··· EXERCISE MATERIAL ···
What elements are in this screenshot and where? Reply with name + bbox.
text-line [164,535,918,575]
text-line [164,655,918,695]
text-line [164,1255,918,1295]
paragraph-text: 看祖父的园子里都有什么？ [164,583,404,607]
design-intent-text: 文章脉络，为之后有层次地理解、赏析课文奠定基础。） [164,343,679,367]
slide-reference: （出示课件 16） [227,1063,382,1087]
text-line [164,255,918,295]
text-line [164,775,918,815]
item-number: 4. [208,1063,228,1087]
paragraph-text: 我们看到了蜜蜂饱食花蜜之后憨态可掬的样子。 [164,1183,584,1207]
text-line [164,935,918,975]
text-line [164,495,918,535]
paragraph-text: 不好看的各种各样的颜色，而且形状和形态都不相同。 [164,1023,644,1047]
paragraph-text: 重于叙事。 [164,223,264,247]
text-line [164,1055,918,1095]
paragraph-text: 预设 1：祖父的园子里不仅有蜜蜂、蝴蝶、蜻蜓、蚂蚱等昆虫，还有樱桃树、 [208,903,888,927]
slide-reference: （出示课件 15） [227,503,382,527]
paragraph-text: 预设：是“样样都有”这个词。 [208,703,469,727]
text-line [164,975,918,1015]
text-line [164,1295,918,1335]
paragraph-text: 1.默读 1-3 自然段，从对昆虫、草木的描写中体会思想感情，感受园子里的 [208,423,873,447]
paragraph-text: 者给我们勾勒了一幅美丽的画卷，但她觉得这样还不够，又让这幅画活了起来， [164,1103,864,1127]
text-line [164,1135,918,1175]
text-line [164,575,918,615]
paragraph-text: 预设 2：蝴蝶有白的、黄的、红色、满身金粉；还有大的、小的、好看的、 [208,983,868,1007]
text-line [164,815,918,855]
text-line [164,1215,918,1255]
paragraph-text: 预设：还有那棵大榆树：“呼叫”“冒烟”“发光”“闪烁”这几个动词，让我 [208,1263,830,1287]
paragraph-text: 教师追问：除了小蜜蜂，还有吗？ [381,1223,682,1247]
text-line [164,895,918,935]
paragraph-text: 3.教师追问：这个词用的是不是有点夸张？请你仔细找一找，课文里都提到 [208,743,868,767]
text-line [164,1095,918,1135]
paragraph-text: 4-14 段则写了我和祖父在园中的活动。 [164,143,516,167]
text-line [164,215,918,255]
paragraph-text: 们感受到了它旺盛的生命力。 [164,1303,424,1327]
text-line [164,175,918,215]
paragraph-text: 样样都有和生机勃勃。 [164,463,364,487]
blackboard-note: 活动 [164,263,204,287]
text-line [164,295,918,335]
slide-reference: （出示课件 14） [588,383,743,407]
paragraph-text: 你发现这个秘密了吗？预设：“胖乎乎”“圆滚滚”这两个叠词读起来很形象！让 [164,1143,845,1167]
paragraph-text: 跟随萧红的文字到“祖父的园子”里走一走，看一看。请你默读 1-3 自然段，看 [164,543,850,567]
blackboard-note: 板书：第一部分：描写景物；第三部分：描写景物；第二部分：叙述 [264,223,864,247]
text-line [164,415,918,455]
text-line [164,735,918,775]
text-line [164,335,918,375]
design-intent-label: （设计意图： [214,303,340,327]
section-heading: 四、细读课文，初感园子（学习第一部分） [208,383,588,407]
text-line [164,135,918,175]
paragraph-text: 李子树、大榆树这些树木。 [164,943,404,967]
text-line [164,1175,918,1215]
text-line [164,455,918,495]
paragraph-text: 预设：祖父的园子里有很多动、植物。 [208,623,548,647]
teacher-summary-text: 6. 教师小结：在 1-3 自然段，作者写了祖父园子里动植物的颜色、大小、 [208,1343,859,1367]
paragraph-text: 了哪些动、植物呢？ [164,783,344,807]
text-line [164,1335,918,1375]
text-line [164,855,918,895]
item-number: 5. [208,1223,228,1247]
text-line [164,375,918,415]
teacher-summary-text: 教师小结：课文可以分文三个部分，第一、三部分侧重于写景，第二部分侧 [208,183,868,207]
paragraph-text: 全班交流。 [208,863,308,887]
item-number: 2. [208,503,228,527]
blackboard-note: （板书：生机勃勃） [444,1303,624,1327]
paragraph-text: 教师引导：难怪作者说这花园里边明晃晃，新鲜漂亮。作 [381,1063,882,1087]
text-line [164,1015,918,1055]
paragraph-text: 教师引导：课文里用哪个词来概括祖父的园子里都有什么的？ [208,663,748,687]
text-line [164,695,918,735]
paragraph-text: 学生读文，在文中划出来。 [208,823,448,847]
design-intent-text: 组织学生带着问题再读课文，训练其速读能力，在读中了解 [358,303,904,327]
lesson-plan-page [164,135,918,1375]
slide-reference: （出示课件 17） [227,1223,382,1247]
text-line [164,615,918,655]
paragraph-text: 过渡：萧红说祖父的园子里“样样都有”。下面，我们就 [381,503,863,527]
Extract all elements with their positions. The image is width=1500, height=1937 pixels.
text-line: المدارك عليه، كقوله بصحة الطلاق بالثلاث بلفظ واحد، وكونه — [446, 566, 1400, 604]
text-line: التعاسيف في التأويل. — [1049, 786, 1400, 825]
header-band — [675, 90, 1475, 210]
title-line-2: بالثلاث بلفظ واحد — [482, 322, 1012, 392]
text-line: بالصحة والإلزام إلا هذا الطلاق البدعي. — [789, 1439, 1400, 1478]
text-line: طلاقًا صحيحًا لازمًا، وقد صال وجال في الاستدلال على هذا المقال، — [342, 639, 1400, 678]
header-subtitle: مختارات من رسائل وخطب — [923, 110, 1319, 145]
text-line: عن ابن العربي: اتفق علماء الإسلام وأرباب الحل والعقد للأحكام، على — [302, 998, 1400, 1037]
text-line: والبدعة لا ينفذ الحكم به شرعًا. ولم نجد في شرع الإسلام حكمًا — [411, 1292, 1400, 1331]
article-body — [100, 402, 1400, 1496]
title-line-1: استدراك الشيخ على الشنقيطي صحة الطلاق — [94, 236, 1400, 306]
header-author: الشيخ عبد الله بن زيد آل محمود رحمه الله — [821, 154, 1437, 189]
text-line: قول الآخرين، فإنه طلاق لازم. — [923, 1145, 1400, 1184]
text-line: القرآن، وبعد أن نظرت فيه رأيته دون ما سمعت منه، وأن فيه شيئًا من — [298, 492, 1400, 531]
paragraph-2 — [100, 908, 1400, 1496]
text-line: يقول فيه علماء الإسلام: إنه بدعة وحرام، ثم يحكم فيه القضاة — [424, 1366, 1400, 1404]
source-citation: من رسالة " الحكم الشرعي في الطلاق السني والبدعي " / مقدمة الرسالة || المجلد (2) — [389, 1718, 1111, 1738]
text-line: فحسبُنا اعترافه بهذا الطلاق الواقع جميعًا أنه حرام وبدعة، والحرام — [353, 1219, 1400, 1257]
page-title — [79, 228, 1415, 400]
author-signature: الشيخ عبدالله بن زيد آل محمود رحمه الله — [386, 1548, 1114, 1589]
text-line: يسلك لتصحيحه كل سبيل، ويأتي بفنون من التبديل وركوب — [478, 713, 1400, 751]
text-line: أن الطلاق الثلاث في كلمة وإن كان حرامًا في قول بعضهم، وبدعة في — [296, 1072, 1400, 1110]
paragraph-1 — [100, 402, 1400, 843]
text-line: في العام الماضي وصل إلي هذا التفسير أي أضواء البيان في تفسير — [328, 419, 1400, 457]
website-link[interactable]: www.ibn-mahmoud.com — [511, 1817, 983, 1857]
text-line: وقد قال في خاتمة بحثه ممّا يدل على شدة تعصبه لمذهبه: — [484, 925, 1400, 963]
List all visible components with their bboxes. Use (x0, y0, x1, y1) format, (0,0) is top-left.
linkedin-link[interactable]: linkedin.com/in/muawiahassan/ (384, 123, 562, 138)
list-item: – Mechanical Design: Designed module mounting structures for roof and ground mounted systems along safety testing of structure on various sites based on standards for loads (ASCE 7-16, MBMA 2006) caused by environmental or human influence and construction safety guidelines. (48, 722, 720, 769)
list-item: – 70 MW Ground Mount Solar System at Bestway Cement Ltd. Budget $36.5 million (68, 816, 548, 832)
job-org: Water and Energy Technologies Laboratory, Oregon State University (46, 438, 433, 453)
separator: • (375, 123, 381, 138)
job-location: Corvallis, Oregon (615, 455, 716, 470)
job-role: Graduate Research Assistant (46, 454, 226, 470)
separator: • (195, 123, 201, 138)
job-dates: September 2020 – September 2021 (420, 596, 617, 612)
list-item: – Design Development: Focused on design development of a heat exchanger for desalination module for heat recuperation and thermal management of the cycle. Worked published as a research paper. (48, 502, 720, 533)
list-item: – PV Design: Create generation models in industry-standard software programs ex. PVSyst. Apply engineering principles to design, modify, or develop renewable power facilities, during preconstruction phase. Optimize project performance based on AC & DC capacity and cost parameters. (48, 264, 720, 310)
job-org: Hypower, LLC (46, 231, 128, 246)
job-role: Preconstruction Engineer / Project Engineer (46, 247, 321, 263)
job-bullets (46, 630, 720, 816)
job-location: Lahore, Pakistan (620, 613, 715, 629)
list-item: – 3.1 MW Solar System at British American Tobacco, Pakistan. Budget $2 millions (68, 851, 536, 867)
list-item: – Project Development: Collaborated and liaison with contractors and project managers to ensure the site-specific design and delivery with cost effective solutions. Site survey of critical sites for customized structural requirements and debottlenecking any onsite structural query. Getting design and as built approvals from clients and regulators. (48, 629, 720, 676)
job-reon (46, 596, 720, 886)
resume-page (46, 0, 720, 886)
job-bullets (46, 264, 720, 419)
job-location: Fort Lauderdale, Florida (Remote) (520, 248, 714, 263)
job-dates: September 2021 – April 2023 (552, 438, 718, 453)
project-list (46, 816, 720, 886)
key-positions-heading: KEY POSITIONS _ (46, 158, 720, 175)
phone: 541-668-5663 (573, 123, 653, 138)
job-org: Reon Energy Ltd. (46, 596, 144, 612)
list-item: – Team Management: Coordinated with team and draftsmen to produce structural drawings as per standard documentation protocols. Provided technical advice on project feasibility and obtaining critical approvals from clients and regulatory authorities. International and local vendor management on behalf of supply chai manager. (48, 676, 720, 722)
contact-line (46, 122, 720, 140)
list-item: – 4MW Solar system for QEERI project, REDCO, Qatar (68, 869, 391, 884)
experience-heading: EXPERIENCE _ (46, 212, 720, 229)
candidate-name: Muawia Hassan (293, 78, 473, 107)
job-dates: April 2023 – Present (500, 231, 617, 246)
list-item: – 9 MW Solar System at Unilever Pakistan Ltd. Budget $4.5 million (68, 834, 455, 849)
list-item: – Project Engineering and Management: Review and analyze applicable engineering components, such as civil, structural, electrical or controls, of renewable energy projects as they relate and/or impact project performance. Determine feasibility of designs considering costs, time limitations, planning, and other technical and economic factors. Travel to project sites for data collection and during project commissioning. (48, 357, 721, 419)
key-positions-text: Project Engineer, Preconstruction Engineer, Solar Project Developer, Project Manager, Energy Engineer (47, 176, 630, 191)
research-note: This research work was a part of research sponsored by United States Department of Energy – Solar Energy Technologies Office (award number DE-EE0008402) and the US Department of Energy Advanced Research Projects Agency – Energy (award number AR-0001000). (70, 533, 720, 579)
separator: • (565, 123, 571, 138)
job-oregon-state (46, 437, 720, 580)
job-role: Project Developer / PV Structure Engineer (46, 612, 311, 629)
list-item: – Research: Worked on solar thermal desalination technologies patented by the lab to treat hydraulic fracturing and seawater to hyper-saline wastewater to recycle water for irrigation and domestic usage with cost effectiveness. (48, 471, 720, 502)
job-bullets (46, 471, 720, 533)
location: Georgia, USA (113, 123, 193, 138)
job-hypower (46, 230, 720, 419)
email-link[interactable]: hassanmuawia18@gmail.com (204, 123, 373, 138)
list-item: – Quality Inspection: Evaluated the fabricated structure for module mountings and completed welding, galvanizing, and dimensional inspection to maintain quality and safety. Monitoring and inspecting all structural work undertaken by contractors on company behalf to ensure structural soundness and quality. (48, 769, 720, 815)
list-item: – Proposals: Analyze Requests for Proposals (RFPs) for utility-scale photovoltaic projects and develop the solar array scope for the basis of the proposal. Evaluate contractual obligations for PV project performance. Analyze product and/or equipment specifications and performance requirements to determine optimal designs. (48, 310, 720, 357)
···
**WORK INSTRUCTIONS**
Reproduce the material from its first line through the line containing "design-intent-text: 文章脉络，为之后有层次地理解、赏析课文奠定基础。） [164,343,679,367]", swapping "bbox" for "bounding box" and leaving everything else unchanged.

**RESPONSE**
What elements are in this screenshot and where? Reply with name + bounding box.
text-line [164,535,918,575]
text-line [164,655,918,695]
text-line [164,1255,918,1295]
paragraph-text: 看祖父的园子里都有什么？ [164,583,404,607]
design-intent-text: 文章脉络，为之后有层次地理解、赏析课文奠定基础。） [164,343,679,367]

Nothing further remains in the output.